▶ **Task description**:
Print the line containing "Read all visible content and emit it as JSON." and each line after it through the end, please, with nothing added.

▶ **Materials provided**:
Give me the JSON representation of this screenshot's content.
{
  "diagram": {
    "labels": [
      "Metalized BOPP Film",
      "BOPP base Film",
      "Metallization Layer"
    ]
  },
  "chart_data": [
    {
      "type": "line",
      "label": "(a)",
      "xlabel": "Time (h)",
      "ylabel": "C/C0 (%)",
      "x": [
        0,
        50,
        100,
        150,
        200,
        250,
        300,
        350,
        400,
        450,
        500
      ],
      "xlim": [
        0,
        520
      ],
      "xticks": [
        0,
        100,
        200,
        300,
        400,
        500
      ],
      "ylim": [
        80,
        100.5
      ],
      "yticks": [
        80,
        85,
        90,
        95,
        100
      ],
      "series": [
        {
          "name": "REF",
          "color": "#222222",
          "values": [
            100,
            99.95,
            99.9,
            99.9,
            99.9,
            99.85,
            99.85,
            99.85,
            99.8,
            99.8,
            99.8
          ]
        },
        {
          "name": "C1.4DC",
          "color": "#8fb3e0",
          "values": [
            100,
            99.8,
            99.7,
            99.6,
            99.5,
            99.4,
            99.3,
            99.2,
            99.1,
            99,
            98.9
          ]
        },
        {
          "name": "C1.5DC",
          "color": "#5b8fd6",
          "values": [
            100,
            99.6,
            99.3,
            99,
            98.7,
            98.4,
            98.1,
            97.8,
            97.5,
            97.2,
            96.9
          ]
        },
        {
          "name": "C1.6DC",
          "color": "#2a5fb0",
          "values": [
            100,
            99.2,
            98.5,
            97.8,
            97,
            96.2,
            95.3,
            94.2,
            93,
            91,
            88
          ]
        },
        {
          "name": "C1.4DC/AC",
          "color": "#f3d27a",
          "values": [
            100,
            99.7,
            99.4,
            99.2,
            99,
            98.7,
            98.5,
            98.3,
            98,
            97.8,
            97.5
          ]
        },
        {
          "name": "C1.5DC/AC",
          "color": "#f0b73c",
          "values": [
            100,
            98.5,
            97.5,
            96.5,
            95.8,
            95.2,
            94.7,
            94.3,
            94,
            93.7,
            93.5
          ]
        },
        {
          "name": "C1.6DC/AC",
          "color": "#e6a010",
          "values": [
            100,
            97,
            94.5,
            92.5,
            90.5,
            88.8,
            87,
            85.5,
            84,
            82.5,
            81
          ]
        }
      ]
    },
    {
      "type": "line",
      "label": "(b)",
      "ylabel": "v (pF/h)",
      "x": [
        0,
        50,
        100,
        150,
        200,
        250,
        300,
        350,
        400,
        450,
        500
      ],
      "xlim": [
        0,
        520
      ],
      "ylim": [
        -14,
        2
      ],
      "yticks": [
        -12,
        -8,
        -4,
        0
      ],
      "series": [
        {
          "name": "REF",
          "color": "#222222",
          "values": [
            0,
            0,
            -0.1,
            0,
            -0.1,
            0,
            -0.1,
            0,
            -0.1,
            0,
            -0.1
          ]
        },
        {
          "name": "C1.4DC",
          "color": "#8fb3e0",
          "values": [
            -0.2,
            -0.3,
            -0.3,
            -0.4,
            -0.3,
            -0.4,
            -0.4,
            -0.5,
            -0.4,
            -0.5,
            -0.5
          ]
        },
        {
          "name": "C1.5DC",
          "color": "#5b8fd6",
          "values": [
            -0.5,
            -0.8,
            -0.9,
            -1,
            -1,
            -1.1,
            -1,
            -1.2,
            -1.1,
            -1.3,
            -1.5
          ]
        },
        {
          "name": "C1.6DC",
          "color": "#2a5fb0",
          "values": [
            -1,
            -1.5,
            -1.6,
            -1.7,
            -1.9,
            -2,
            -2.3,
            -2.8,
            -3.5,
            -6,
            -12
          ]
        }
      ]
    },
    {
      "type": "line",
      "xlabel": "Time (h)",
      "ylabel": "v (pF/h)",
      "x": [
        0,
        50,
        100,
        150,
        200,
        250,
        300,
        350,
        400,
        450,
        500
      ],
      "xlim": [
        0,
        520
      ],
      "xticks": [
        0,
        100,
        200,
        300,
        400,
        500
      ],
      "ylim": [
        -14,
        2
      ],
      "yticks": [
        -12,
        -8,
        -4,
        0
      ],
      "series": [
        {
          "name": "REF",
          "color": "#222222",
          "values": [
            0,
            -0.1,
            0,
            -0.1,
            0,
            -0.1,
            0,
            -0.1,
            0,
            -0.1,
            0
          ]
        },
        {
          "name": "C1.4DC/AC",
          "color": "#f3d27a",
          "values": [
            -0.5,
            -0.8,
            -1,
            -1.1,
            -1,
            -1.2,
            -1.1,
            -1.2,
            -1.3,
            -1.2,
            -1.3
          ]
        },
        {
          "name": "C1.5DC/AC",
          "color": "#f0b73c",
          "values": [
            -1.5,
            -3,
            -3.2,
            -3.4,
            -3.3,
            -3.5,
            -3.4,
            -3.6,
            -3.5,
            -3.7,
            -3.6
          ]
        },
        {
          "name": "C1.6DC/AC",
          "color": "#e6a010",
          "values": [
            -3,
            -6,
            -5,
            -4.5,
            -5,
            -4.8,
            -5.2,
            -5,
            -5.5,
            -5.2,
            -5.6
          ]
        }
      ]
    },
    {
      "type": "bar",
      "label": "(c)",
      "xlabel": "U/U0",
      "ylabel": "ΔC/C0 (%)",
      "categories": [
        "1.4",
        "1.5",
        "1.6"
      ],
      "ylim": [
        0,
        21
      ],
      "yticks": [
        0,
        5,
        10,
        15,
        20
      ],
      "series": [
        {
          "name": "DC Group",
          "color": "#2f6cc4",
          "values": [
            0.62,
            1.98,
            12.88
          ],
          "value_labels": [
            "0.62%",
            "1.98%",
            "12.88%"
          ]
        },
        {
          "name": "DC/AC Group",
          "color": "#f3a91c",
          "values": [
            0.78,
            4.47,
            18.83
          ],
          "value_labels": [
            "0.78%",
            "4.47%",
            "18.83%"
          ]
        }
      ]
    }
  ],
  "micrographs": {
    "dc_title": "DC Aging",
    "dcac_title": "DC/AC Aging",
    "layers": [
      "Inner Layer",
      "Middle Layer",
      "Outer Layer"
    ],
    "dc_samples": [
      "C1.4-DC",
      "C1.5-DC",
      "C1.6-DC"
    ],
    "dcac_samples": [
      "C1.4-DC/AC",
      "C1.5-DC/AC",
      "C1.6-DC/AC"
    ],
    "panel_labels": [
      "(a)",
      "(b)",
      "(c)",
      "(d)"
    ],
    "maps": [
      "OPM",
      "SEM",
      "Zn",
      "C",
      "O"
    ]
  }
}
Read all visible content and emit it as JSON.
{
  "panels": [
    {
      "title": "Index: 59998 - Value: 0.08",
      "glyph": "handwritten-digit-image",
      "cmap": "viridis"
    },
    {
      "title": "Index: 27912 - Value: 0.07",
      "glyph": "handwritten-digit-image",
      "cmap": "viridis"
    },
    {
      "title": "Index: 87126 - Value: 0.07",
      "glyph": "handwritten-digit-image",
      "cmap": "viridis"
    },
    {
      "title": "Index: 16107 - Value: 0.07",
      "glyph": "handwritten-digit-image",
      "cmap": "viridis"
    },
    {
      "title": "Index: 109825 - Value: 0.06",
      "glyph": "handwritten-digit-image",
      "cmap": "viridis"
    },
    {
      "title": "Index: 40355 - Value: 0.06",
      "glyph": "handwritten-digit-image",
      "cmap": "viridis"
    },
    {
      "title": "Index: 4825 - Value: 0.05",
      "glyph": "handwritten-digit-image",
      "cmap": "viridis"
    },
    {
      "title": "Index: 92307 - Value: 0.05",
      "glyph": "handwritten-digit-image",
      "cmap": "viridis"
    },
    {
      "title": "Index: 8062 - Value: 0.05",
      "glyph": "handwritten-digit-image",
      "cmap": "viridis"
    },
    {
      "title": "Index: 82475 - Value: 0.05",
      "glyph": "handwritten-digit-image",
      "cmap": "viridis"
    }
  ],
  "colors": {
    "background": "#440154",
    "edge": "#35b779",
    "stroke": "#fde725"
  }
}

▶ **Expected output**:
Read all visible content and emit it as JSON.
{
  "panels": [
    {
      "title": "Index: 59998 - Value: 0.08",
      "glyph": "handwritten-digit-image",
      "cmap": "viridis"
    },
    {
      "title": "Index: 27912 - Value: 0.07",
      "glyph": "handwritten-digit-image",
      "cmap": "viridis"
    },
    {
      "title": "Index: 87126 - Value: 0.07",
      "glyph": "handwritten-digit-image",
      "cmap": "viridis"
    },
    {
      "title": "Index: 16107 - Value: 0.07",
      "glyph": "handwritten-digit-image",
      "cmap": "viridis"
    },
    {
      "title": "Index: 109825 - Value: 0.06",
      "glyph": "handwritten-digit-image",
      "cmap": "viridis"
    },
    {
      "title": "Index: 40355 - Value: 0.06",
      "glyph": "handwritten-digit-image",
      "cmap": "viridis"
    },
    {
      "title": "Index: 4825 - Value: 0.05",
      "glyph": "handwritten-digit-image",
      "cmap": "viridis"
    },
    {
      "title": "Index: 92307 - Value: 0.05",
      "glyph": "handwritten-digit-image",
      "cmap": "viridis"
    },
    {
      "title": "Index: 8062 - Value: 0.05",
      "glyph": "handwritten-digit-image",
      "cmap": "viridis"
    },
    {
      "title": "Index: 82475 - Value: 0.05",
      "glyph": "handwritten-digit-image",
      "cmap": "viridis"
    }
  ],
  "colors": {
    "background": "#440154",
    "edge": "#35b779",
    "stroke": "#fde725"
  }
}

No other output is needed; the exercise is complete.